### DIRECTIVE
Identify the lines that contain the string "统一社会信用代码" and copy all of them.

Saved data entries:
+++

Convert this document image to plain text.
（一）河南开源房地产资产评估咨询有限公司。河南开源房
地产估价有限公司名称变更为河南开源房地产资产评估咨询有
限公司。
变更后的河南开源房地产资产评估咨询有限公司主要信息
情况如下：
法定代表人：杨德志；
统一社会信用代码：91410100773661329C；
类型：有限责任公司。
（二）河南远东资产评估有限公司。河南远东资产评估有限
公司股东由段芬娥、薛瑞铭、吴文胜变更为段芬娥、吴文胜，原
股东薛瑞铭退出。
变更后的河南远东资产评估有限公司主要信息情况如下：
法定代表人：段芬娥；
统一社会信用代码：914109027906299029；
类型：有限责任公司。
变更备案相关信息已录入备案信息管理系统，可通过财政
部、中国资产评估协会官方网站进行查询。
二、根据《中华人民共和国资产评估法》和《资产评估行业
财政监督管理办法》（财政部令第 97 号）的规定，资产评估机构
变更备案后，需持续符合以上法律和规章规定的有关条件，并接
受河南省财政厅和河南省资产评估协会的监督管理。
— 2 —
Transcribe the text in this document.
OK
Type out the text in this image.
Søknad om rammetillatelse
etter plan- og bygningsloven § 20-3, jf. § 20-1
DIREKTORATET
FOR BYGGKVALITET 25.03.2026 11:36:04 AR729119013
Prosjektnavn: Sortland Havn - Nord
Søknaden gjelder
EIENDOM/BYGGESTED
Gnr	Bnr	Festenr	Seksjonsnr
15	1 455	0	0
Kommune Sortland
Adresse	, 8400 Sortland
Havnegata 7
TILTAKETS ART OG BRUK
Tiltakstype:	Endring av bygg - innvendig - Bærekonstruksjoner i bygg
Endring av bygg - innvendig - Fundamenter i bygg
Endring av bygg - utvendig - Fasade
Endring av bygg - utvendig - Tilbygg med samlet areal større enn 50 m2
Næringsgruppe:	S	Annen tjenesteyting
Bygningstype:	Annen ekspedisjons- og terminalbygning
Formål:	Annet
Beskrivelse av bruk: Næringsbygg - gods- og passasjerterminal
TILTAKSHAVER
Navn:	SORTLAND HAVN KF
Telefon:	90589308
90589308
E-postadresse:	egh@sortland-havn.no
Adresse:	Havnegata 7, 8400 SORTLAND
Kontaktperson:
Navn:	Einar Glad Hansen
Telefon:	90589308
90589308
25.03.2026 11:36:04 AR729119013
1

+++

### SOLVED EXERCISE
统一社会信用代码：91410100773661329C；
统一社会信用代码：914109027906299029；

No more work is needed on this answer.